**EXERCISE REQUIREMENTS:**
Pull out each line of the data that includes the word "Strasse".

Stored items
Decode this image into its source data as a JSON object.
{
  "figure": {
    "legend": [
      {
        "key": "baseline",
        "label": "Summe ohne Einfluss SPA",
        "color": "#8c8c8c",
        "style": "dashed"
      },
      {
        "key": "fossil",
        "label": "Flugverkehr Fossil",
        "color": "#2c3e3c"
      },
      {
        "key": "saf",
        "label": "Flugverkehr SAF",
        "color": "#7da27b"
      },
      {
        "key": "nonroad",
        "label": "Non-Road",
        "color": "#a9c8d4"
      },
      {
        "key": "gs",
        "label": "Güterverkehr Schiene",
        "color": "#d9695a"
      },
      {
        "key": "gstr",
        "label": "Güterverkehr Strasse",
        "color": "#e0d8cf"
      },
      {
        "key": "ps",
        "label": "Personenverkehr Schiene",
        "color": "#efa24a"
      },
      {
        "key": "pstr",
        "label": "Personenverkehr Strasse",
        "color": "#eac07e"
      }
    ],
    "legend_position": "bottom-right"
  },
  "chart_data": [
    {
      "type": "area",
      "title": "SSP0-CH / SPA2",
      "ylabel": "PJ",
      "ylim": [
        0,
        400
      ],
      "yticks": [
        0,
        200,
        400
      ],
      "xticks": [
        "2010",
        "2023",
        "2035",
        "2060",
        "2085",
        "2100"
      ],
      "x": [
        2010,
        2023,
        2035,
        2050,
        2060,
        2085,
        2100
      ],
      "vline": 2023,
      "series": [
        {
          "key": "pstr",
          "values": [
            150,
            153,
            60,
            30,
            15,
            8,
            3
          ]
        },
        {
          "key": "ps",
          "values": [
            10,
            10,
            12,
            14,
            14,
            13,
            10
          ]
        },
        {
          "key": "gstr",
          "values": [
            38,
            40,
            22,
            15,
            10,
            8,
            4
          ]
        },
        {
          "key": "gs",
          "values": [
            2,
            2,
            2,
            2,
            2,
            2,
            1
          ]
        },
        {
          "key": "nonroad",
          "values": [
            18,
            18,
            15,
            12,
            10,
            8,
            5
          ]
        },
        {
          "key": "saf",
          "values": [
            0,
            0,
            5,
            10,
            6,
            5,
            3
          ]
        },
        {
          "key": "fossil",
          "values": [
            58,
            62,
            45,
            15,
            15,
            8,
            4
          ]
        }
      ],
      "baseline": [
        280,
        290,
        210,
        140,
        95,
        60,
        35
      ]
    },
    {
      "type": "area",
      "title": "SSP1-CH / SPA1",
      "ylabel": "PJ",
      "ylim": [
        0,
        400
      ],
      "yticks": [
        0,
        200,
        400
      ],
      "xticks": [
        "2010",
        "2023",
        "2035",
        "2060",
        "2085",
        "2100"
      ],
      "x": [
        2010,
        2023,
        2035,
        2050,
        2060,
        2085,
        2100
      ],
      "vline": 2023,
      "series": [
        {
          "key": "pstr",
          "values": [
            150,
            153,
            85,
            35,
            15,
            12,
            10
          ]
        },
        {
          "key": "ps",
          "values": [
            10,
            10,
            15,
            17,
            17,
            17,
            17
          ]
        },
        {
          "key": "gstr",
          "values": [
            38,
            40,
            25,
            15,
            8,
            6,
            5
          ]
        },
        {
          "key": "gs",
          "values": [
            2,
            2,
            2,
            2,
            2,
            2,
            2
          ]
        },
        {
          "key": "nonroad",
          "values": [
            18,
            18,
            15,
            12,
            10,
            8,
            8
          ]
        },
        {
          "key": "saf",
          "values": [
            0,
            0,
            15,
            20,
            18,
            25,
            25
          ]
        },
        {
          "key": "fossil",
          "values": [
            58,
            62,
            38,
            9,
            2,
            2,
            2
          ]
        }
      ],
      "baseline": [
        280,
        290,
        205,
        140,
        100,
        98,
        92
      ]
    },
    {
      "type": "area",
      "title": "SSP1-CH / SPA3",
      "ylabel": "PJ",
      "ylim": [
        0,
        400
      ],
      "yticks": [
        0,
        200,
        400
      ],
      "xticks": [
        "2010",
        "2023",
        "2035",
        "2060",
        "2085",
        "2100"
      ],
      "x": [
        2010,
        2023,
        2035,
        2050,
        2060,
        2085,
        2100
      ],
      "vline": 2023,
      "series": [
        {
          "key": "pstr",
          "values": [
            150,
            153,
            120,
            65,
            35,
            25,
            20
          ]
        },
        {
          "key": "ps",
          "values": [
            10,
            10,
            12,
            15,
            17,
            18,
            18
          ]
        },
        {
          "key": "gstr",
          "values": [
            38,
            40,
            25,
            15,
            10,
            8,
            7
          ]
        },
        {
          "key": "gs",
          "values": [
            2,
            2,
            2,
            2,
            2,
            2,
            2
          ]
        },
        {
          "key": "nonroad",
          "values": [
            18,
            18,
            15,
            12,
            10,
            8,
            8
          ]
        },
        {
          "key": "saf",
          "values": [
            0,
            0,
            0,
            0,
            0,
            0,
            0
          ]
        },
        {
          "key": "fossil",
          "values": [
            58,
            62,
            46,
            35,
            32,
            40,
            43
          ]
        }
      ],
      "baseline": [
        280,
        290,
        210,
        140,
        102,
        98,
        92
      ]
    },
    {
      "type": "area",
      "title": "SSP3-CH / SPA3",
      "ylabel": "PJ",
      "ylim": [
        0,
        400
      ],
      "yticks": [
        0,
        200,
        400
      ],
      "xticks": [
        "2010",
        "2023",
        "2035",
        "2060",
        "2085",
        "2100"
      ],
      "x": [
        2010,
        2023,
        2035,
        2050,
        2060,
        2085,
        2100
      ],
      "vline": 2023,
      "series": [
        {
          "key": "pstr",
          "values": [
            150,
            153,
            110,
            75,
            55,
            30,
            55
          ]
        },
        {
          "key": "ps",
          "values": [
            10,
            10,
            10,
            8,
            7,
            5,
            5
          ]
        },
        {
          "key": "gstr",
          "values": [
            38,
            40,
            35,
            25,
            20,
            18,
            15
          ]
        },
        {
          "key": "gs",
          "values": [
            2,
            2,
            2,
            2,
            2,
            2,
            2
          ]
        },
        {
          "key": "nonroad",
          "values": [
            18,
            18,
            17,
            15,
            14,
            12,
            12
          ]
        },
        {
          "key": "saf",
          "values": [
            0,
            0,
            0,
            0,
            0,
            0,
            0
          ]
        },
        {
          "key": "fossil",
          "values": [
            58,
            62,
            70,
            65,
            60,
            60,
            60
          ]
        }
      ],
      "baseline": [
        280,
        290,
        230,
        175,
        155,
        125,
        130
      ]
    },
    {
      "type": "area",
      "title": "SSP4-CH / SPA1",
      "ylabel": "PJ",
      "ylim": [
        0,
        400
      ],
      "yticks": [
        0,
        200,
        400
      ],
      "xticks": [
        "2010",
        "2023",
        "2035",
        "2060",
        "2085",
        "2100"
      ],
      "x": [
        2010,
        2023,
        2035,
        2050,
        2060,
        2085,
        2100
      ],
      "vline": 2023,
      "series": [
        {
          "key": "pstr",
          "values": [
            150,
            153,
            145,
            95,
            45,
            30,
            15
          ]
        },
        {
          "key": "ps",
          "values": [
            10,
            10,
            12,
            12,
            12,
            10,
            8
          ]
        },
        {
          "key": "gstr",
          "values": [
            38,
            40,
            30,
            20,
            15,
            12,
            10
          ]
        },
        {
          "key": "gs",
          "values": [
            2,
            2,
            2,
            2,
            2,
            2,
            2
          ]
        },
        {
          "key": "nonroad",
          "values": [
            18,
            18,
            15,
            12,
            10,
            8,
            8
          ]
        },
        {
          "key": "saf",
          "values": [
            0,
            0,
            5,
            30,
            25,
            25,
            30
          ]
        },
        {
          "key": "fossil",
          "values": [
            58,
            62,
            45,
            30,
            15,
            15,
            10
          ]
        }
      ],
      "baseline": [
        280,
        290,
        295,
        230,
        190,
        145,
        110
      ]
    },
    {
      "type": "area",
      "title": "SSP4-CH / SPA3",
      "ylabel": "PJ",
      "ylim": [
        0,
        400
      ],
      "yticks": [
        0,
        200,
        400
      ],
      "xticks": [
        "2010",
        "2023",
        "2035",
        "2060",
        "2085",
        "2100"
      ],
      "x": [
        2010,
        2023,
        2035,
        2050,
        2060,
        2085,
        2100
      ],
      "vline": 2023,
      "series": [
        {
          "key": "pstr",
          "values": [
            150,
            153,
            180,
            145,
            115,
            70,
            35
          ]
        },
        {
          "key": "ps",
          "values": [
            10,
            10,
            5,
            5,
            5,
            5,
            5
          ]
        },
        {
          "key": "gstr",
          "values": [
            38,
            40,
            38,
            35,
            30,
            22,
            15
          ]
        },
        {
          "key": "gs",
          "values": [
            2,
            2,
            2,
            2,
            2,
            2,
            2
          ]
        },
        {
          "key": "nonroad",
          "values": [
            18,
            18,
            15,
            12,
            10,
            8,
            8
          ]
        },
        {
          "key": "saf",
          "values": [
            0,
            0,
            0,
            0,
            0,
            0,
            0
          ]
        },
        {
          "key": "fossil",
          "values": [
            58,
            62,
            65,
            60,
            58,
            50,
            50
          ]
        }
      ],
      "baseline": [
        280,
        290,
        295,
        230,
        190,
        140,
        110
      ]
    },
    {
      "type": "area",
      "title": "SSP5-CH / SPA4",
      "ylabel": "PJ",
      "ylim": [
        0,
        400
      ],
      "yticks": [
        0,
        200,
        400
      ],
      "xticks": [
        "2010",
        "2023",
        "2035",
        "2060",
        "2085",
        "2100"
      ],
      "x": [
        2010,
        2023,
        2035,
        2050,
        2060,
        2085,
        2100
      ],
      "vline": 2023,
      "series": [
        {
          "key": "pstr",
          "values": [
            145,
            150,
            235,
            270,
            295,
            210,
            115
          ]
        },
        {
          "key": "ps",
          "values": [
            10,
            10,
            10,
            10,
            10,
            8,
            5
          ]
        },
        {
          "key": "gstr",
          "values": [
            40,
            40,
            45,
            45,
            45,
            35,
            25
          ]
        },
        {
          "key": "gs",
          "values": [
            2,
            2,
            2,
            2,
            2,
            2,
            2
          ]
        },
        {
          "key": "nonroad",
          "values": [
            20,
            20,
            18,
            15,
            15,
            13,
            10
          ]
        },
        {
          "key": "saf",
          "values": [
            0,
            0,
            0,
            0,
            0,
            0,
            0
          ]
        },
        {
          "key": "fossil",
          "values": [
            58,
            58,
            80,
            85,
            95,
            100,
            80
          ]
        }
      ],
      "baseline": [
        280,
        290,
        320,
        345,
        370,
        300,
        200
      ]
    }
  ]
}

**SOLUTION FOR THIS PROBLEM:**
        "label": "Güterverkehr Strasse",
        "label": "Personenverkehr Strasse",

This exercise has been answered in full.